## PROVIDED MATERIAL:

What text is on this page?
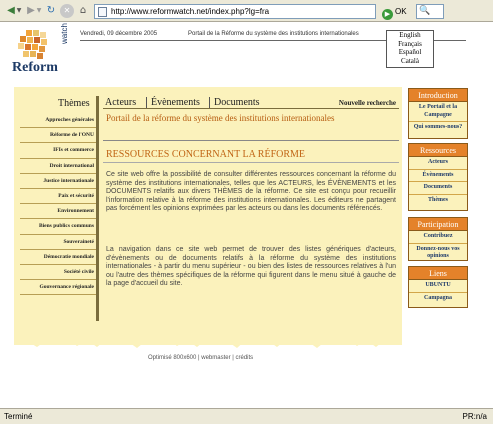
◀ ▼ ▶ ▼ ↻	✕ ⌂	http://www.reformwatch.net/index.php?lg=fra	▶ OK	🔍
Reform
watch Vendredi, 09 décembre 2005	Portail de la Réforme du système des institutions internationales	English
Français
Español
Català
Thèmes
Approches générales
Réforme de l'ONU
IFIs et commerce
Droit international
Justice internationale
Paix et sécurité
Environnement
Biens publics communs
Souveraineté
Démocratie mondiale
Société civile
Gouvernance régionale
Acteurs Évènements Documents	Nouvelle recherche
Portail de la réforme du système des institutions internationales
RESSOURCES CONCERNANT LA RÉFORME
Ce site web offre la possibilité de consulter différentes ressources concernant la réforme du système des institutions internationales, telles que les ACTEURS, les ÉVÈNEMENTS et les DOCUMENTS relatifs aux divers THÈMES de la réforme. Ce site est conçu pour recueillir l'information relative à la réforme des institutions internationales. Les éditeurs ne partagent pas forcément les opinions exprimées par les acteurs ou dans les documents référencés.
La navigation dans ce site web permet de trouver des listes génériques d'acteurs, d'évènements ou de documents relatifs à la réforme du système des institutions internationales - à partir du menu supérieur - ou bien des listes de ressources relatives à l'un ou l'autre des thèmes spécifiques de la réforme qui figurent dans le menu situé à gauche de la page d'accueil du site.
Optimisé 800x600 | webmaster | crédits
Introduction
Le Portail et la Campagne
Qui sommes-nous?
Ressources
Acteurs
Évènements
Documents
Thèmes
Participation
Contribuez
Donnez-nous vos opinions
Liens
UBUNTU
Campagna
Terminé	PR:n/a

## WORK TO DO:
Leaving aside the images, write out the entries above word for word.

## SOLUTION FOR THIS TASK:
What text is on this page?
◀ ▼ ▶ ▼ ↻	✕ ⌂	http://www.reformwatch.net/index.php?lg=fra	▶ OK	🔍
Reform
watch Vendredi, 09 décembre 2005	Portail de la Réforme du système des institutions internationales	English
Français
Español
Català
Thèmes
Approches générales
Réforme de l'ONU
IFIs et commerce
Droit international
Justice internationale
Paix et sécurité
Environnement
Biens publics communs
Souveraineté
Démocratie mondiale
Société civile
Gouvernance régionale
Acteurs Évènements Documents	Nouvelle recherche
Portail de la réforme du système des institutions internationales
RESSOURCES CONCERNANT LA RÉFORME
Ce site web offre la possibilité de consulter différentes ressources concernant la réforme du système des institutions internationales, telles que les ACTEURS, les ÉVÈNEMENTS et les DOCUMENTS relatifs aux divers THÈMES de la réforme. Ce site est conçu pour recueillir l'information relative à la réforme des institutions internationales. Les éditeurs ne partagent pas forcément les opinions exprimées par les acteurs ou dans les documents référencés.
La navigation dans ce site web permet de trouver des listes génériques d'acteurs, d'évènements ou de documents relatifs à la réforme du système des institutions internationales - à partir du menu supérieur - ou bien des listes de ressources relatives à l'un ou l'autre des thèmes spécifiques de la réforme qui figurent dans le menu situé à gauche de la page d'accueil du site.
Optimisé 800x600 | webmaster | crédits
Introduction
Le Portail et la Campagne
Qui sommes-nous?
Ressources
Acteurs
Évènements
Documents
Thèmes
Participation
Contribuez
Donnez-nous vos opinions
Liens
UBUNTU
Campagna
Terminé	PR:n/a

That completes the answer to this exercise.